**EXERCISE TASK**
Repeat every one of the entries below word for word, line by line.

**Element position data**
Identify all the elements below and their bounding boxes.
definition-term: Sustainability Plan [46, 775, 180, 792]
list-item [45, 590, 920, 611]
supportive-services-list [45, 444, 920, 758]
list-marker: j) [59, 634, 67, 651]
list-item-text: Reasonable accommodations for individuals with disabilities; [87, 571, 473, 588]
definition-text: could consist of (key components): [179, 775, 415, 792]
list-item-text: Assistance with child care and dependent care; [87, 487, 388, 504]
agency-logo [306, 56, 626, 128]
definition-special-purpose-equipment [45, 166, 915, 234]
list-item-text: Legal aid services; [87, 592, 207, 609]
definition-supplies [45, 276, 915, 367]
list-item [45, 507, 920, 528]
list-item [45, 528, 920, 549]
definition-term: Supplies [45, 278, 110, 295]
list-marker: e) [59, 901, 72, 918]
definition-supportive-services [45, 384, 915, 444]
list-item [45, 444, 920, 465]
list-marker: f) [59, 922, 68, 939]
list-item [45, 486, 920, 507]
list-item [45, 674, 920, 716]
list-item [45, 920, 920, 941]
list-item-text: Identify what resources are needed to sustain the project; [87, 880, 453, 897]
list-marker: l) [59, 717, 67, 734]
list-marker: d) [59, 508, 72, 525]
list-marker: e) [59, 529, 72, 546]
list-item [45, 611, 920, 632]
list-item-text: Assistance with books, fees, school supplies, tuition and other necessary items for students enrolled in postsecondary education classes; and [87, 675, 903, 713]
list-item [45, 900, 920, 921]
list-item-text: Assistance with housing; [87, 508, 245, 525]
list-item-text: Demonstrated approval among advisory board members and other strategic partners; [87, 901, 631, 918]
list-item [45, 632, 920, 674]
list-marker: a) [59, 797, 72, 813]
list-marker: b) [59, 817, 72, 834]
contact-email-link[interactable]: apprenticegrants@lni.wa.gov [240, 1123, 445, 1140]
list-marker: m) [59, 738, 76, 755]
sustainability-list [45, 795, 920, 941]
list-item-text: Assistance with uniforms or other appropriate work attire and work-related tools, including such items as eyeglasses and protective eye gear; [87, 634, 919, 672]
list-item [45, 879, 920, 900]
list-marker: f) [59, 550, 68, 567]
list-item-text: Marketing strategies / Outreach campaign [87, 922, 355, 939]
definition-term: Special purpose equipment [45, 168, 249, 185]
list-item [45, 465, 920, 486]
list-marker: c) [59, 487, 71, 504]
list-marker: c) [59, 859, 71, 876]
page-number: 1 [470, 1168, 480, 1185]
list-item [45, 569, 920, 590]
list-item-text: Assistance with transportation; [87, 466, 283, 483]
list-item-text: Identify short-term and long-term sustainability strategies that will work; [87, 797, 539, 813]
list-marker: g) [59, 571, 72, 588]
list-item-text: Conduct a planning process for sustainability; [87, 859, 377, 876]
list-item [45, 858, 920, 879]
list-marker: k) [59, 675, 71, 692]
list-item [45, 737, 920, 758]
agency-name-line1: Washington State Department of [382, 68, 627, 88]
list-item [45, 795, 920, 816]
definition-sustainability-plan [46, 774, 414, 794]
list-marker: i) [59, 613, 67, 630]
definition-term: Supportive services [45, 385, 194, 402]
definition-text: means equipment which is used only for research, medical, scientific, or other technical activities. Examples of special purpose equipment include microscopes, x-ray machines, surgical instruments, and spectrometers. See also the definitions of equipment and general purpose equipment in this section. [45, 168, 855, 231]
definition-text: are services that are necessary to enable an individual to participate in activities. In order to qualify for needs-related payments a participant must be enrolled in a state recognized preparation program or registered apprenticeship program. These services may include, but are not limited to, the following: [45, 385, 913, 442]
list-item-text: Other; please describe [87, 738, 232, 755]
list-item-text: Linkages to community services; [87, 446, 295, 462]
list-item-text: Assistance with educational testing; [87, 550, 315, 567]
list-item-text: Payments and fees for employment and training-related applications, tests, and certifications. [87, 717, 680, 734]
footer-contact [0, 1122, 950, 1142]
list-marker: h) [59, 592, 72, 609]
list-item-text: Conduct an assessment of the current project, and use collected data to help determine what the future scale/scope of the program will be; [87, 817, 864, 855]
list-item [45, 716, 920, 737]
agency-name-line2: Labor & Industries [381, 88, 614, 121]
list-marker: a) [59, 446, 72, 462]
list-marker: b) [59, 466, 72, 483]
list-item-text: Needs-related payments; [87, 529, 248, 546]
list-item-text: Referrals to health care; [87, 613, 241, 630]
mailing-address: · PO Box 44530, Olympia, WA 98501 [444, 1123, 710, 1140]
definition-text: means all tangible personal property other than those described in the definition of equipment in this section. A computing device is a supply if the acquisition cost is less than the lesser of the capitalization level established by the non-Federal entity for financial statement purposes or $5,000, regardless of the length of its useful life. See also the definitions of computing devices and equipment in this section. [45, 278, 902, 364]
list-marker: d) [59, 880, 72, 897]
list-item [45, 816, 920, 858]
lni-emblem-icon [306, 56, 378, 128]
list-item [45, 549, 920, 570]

**WORKED SOLUTION**
Identify all the elements below and their bounding boxes.
definition-term: Sustainability Plan [46, 775, 180, 792]
list-item [45, 590, 920, 611]
supportive-services-list [45, 444, 920, 758]
list-marker: j) [59, 634, 67, 651]
list-item-text: Reasonable accommodations for individuals with disabilities; [87, 571, 473, 588]
definition-text: could consist of (key components): [179, 775, 415, 792]
list-item-text: Assistance with child care and dependent care; [87, 487, 388, 504]
agency-logo [306, 56, 626, 128]
definition-special-purpose-equipment [45, 166, 915, 234]
list-item-text: Legal aid services; [87, 592, 207, 609]
definition-supplies [45, 276, 915, 367]
list-item [45, 507, 920, 528]
list-item [45, 528, 920, 549]
definition-term: Supplies [45, 278, 110, 295]
list-marker: e) [59, 901, 72, 918]
definition-supportive-services [45, 384, 915, 444]
list-item [45, 444, 920, 465]
list-marker: f) [59, 922, 68, 939]
list-item [45, 486, 920, 507]
list-item [45, 674, 920, 716]
list-item [45, 920, 920, 941]
list-item-text: Identify what resources are needed to sustain the project; [87, 880, 453, 897]
list-marker: l) [59, 717, 67, 734]
list-marker: d) [59, 508, 72, 525]
list-marker: e) [59, 529, 72, 546]
list-item [45, 611, 920, 632]
list-item-text: Assistance with books, fees, school supplies, tuition and other necessary items for students enrolled in postsecondary education classes; and [87, 675, 903, 713]
list-item [45, 900, 920, 921]
list-item-text: Assistance with housing; [87, 508, 245, 525]
list-item-text: Demonstrated approval among advisory board members and other strategic partners; [87, 901, 631, 918]
list-item [45, 632, 920, 674]
list-marker: a) [59, 797, 72, 813]
list-marker: b) [59, 817, 72, 834]
contact-email-link[interactable]: apprenticegrants@lni.wa.gov [240, 1123, 445, 1140]
list-marker: m) [59, 738, 76, 755]
sustainability-list [45, 795, 920, 941]
list-item-text: Assistance with uniforms or other appropriate work attire and work-related tools, including such items as eyeglasses and protective eye gear; [87, 634, 919, 672]
list-item [45, 879, 920, 900]
list-marker: f) [59, 550, 68, 567]
list-item-text: Marketing strategies / Outreach campaign [87, 922, 355, 939]
definition-term: Special purpose equipment [45, 168, 249, 185]
list-item [45, 465, 920, 486]
list-marker: c) [59, 487, 71, 504]
list-marker: c) [59, 859, 71, 876]
page-number: 1 [470, 1168, 480, 1185]
list-item [45, 569, 920, 590]
list-item-text: Assistance with transportation; [87, 466, 283, 483]
list-item-text: Identify short-term and long-term sustainability strategies that will work; [87, 797, 539, 813]
list-marker: g) [59, 571, 72, 588]
list-item-text: Conduct a planning process for sustainability; [87, 859, 377, 876]
list-item [45, 858, 920, 879]
list-marker: k) [59, 675, 71, 692]
list-item [45, 737, 920, 758]
agency-name-line1: Washington State Department of [382, 68, 627, 88]
list-item [45, 795, 920, 816]
definition-sustainability-plan [46, 774, 414, 794]
list-marker: i) [59, 613, 67, 630]
definition-term: Supportive services [45, 385, 194, 402]
definition-text: means equipment which is used only for research, medical, scientific, or other technical activities. Examples of special purpose equipment include microscopes, x-ray machines, surgical instruments, and spectrometers. See also the definitions of equipment and general purpose equipment in this section. [45, 168, 855, 231]
definition-text: are services that are necessary to enable an individual to participate in activities. In order to qualify for needs-related payments a participant must be enrolled in a state recognized preparation program or registered apprenticeship program. These services may include, but are not limited to, the following: [45, 385, 913, 442]
list-item-text: Other; please describe [87, 738, 232, 755]
list-item-text: Linkages to community services; [87, 446, 295, 462]
list-item-text: Assistance with educational testing; [87, 550, 315, 567]
list-item-text: Payments and fees for employment and training-related applications, tests, and certifications. [87, 717, 680, 734]
footer-contact [0, 1122, 950, 1142]
list-marker: h) [59, 592, 72, 609]
list-item-text: Conduct an assessment of the current project, and use collected data to help determine what the future scale/scope of the program will be; [87, 817, 864, 855]
list-item [45, 716, 920, 737]
agency-name-line2: Labor & Industries [381, 88, 614, 121]
list-marker: a) [59, 446, 72, 462]
list-marker: b) [59, 466, 72, 483]
list-item-text: Needs-related payments; [87, 529, 248, 546]
list-item-text: Referrals to health care; [87, 613, 241, 630]
mailing-address: · PO Box 44530, Olympia, WA 98501 [444, 1123, 710, 1140]
definition-text: means all tangible personal property other than those described in the definition of equipment in this section. A computing device is a supply if the acquisition cost is less than the lesser of the capitalization level established by the non-Federal entity for financial statement purposes or $5,000, regardless of the length of its useful life. See also the definitions of computing devices and equipment in this section. [45, 278, 902, 364]
list-marker: d) [59, 880, 72, 897]
list-item [45, 816, 920, 858]
lni-emblem-icon [306, 56, 378, 128]
list-item [45, 549, 920, 570]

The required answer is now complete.